◆ EXERCISE TASK
Below are some records. Copy every line in them that holds "locations".

◆ RECORDS TO PROCESS
········
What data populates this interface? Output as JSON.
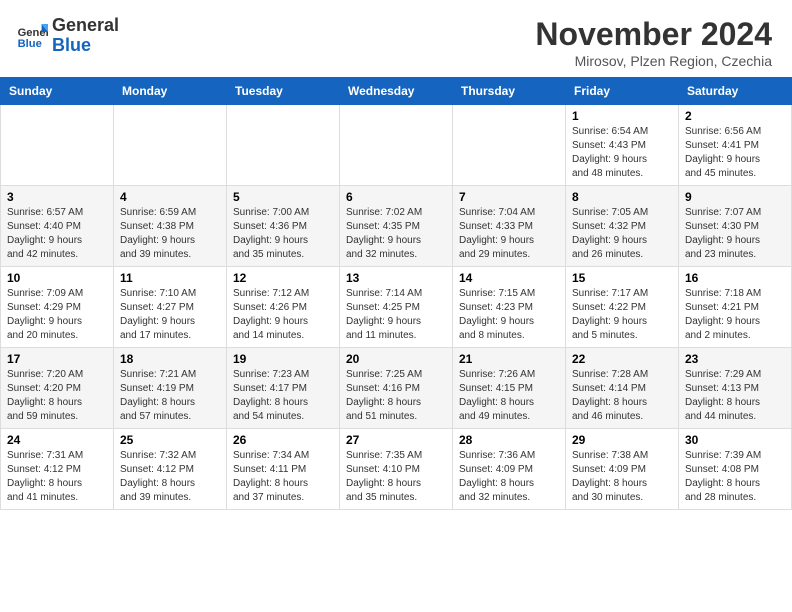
{
  "header": {
    "logo_line1": "General",
    "logo_line2": "Blue",
    "month_title": "November 2024",
    "subtitle": "Mirosov, Plzen Region, Czechia"
  },
  "days_of_week": [
    "Sunday",
    "Monday",
    "Tuesday",
    "Wednesday",
    "Thursday",
    "Friday",
    "Saturday"
  ],
  "weeks": [
    [
      {
        "day": "",
        "info": ""
      },
      {
        "day": "",
        "info": ""
      },
      {
        "day": "",
        "info": ""
      },
      {
        "day": "",
        "info": ""
      },
      {
        "day": "",
        "info": ""
      },
      {
        "day": "1",
        "info": "Sunrise: 6:54 AM\nSunset: 4:43 PM\nDaylight: 9 hours\nand 48 minutes."
      },
      {
        "day": "2",
        "info": "Sunrise: 6:56 AM\nSunset: 4:41 PM\nDaylight: 9 hours\nand 45 minutes."
      }
    ],
    [
      {
        "day": "3",
        "info": "Sunrise: 6:57 AM\nSunset: 4:40 PM\nDaylight: 9 hours\nand 42 minutes."
      },
      {
        "day": "4",
        "info": "Sunrise: 6:59 AM\nSunset: 4:38 PM\nDaylight: 9 hours\nand 39 minutes."
      },
      {
        "day": "5",
        "info": "Sunrise: 7:00 AM\nSunset: 4:36 PM\nDaylight: 9 hours\nand 35 minutes."
      },
      {
        "day": "6",
        "info": "Sunrise: 7:02 AM\nSunset: 4:35 PM\nDaylight: 9 hours\nand 32 minutes."
      },
      {
        "day": "7",
        "info": "Sunrise: 7:04 AM\nSunset: 4:33 PM\nDaylight: 9 hours\nand 29 minutes."
      },
      {
        "day": "8",
        "info": "Sunrise: 7:05 AM\nSunset: 4:32 PM\nDaylight: 9 hours\nand 26 minutes."
      },
      {
        "day": "9",
        "info": "Sunrise: 7:07 AM\nSunset: 4:30 PM\nDaylight: 9 hours\nand 23 minutes."
      }
    ],
    [
      {
        "day": "10",
        "info": "Sunrise: 7:09 AM\nSunset: 4:29 PM\nDaylight: 9 hours\nand 20 minutes."
      },
      {
        "day": "11",
        "info": "Sunrise: 7:10 AM\nSunset: 4:27 PM\nDaylight: 9 hours\nand 17 minutes."
      },
      {
        "day": "12",
        "info": "Sunrise: 7:12 AM\nSunset: 4:26 PM\nDaylight: 9 hours\nand 14 minutes."
      },
      {
        "day": "13",
        "info": "Sunrise: 7:14 AM\nSunset: 4:25 PM\nDaylight: 9 hours\nand 11 minutes."
      },
      {
        "day": "14",
        "info": "Sunrise: 7:15 AM\nSunset: 4:23 PM\nDaylight: 9 hours\nand 8 minutes."
      },
      {
        "day": "15",
        "info": "Sunrise: 7:17 AM\nSunset: 4:22 PM\nDaylight: 9 hours\nand 5 minutes."
      },
      {
        "day": "16",
        "info": "Sunrise: 7:18 AM\nSunset: 4:21 PM\nDaylight: 9 hours\nand 2 minutes."
      }
    ],
    [
      {
        "day": "17",
        "info": "Sunrise: 7:20 AM\nSunset: 4:20 PM\nDaylight: 8 hours\nand 59 minutes."
      },
      {
        "day": "18",
        "info": "Sunrise: 7:21 AM\nSunset: 4:19 PM\nDaylight: 8 hours\nand 57 minutes."
      },
      {
        "day": "19",
        "info": "Sunrise: 7:23 AM\nSunset: 4:17 PM\nDaylight: 8 hours\nand 54 minutes."
      },
      {
        "day": "20",
        "info": "Sunrise: 7:25 AM\nSunset: 4:16 PM\nDaylight: 8 hours\nand 51 minutes."
      },
      {
        "day": "21",
        "info": "Sunrise: 7:26 AM\nSunset: 4:15 PM\nDaylight: 8 hours\nand 49 minutes."
      },
      {
        "day": "22",
        "info": "Sunrise: 7:28 AM\nSunset: 4:14 PM\nDaylight: 8 hours\nand 46 minutes."
      },
      {
        "day": "23",
        "info": "Sunrise: 7:29 AM\nSunset: 4:13 PM\nDaylight: 8 hours\nand 44 minutes."
      }
    ],
    [
      {
        "day": "24",
        "info": "Sunrise: 7:31 AM\nSunset: 4:12 PM\nDaylight: 8 hours\nand 41 minutes."
      },
      {
        "day": "25",
        "info": "Sunrise: 7:32 AM\nSunset: 4:12 PM\nDaylight: 8 hours\nand 39 minutes."
      },
      {
        "day": "26",
        "info": "Sunrise: 7:34 AM\nSunset: 4:11 PM\nDaylight: 8 hours\nand 37 minutes."
      },
      {
        "day": "27",
        "info": "Sunrise: 7:35 AM\nSunset: 4:10 PM\nDaylight: 8 hours\nand 35 minutes."
      },
      {
        "day": "28",
        "info": "Sunrise: 7:36 AM\nSunset: 4:09 PM\nDaylight: 8 hours\nand 32 minutes."
      },
      {
        "day": "29",
        "info": "Sunrise: 7:38 AM\nSunset: 4:09 PM\nDaylight: 8 hours\nand 30 minutes."
      },
      {
        "day": "30",
        "info": "Sunrise: 7:39 AM\nSunset: 4:08 PM\nDaylight: 8 hours\nand 28 minutes."
      }
    ]
  ]
}
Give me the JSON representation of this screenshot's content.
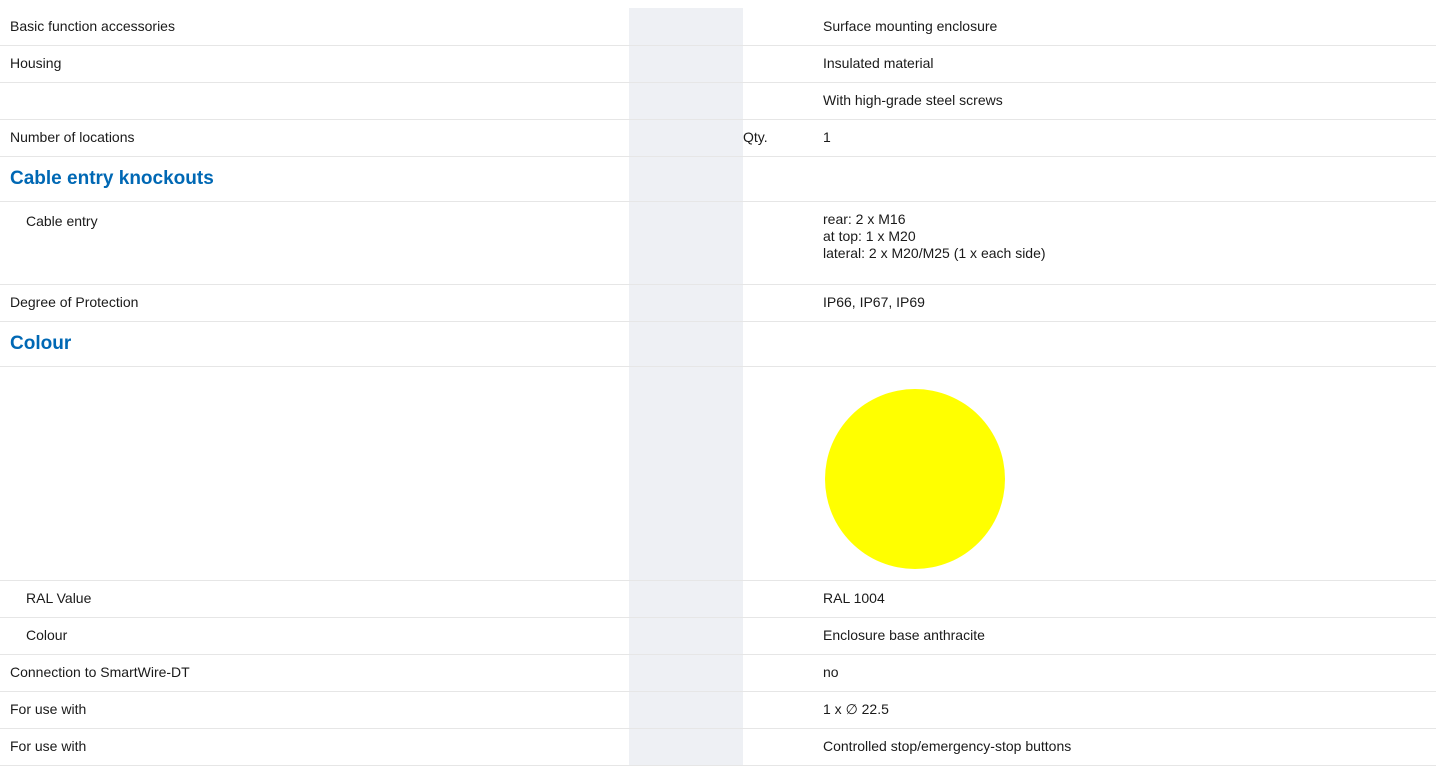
{
  "colors": {
    "section_heading": "#0068b4",
    "shade_column": "#eef0f4",
    "row_divider": "#e6e6e6",
    "colour_swatch": "#ffff00"
  },
  "rows": {
    "basic_function": {
      "label": "Basic function accessories",
      "unit": "",
      "value": "Surface mounting enclosure"
    },
    "housing": {
      "label": "Housing",
      "unit": "",
      "value": "Insulated material"
    },
    "housing_extra": {
      "label": "",
      "unit": "",
      "value": "With high-grade steel screws"
    },
    "locations": {
      "label": "Number of locations",
      "unit": "Qty.",
      "value": "1"
    },
    "cable_section": {
      "label": "Cable entry knockouts"
    },
    "cable_entry": {
      "label": "Cable entry",
      "unit": "",
      "values": [
        "rear: 2 x M16",
        "at top: 1 x M20",
        "lateral: 2 x M20/M25 (1 x each side)"
      ]
    },
    "protection": {
      "label": "Degree of Protection",
      "unit": "",
      "value": "IP66, IP67, IP69"
    },
    "colour_section": {
      "label": "Colour"
    },
    "ral": {
      "label": "RAL Value",
      "unit": "",
      "value": "RAL 1004"
    },
    "colour": {
      "label": "Colour",
      "unit": "",
      "value": "Enclosure base anthracite"
    },
    "smartwire": {
      "label": "Connection to SmartWire-DT",
      "unit": "",
      "value": "no"
    },
    "use_with_1": {
      "label": "For use with",
      "unit": "",
      "value": "1 x ∅ 22.5"
    },
    "use_with_2": {
      "label": "For use with",
      "unit": "",
      "value": "Controlled stop/emergency-stop buttons"
    }
  }
}
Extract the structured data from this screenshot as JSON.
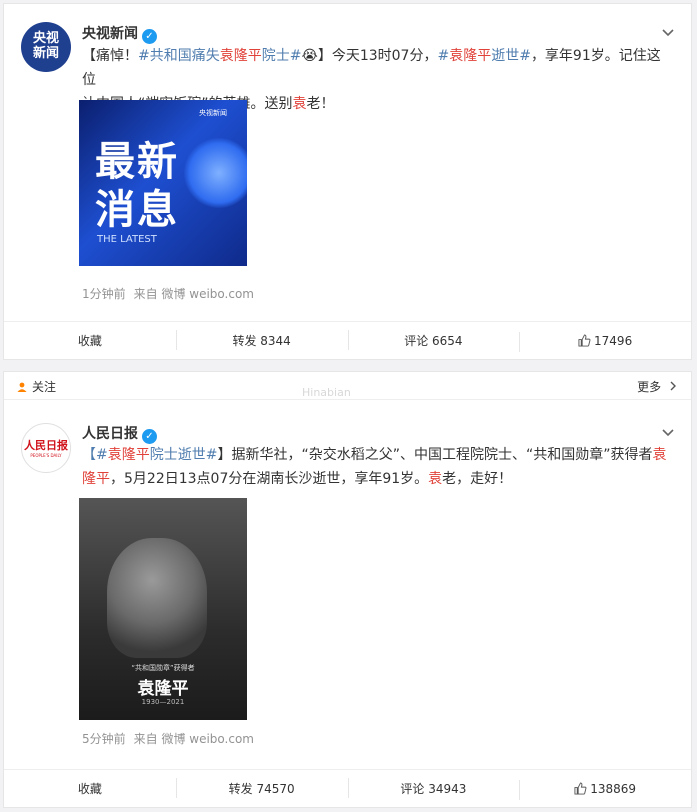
{
  "post1": {
    "author": "央视新闻",
    "avatar_text": [
      "央视",
      "新闻"
    ],
    "text_line1_parts": [
      "【痛悼！",
      "#共和国痛失",
      "袁隆平",
      "院士#",
      "😭",
      "】今天13时07分，",
      "#",
      "袁隆平",
      "逝世#",
      "，享年91岁。记住这位"
    ],
    "text_line2_parts": [
      "让中国人“端牢饭碗”的英雄。送别",
      "袁",
      "老！"
    ],
    "image": {
      "big_text": "最新消息",
      "sub_text": "THE LATEST",
      "corner": "央视新闻"
    },
    "meta": {
      "time": "1分钟前",
      "source": "来自 微博 weibo.com"
    },
    "actions": {
      "favorite": "收藏",
      "repost": "转发 8344",
      "comment": "评论 6654",
      "like": "17496"
    }
  },
  "post2": {
    "follow_label": "关注",
    "more_label": "更多",
    "watermark": "Hinabian",
    "author": "人民日报",
    "avatar_text": "人民日报",
    "avatar_sub": "PEOPLE'S DAILY",
    "text_line1_parts": [
      "【#",
      "袁隆平",
      "院士逝世#",
      "】据新华社，“杂交水稻之父”、中国工程院院士、“共和国勋章”获得者",
      "袁"
    ],
    "text_line2_parts": [
      "隆平",
      "，5月22日13点07分在湖南长沙逝世，享年91岁。",
      "袁",
      "老，走好！"
    ],
    "image": {
      "caption_small": "“共和国勋章”获得者",
      "name": "袁隆平",
      "years": "1930—2021"
    },
    "meta": {
      "time": "5分钟前",
      "source": "来自 微博 weibo.com"
    },
    "actions": {
      "favorite": "收藏",
      "repost": "转发 74570",
      "comment": "评论 34943",
      "like": "138869"
    }
  }
}
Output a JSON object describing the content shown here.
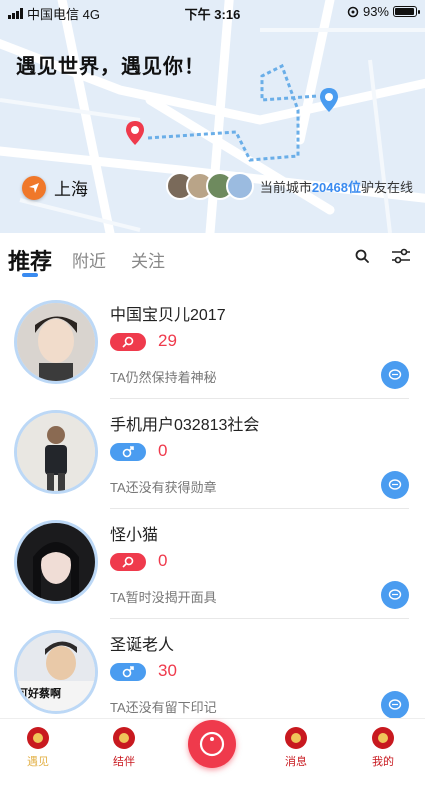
········
◆ WRITTEN ANSWER
    "locations": {
      "label": "Number of locations",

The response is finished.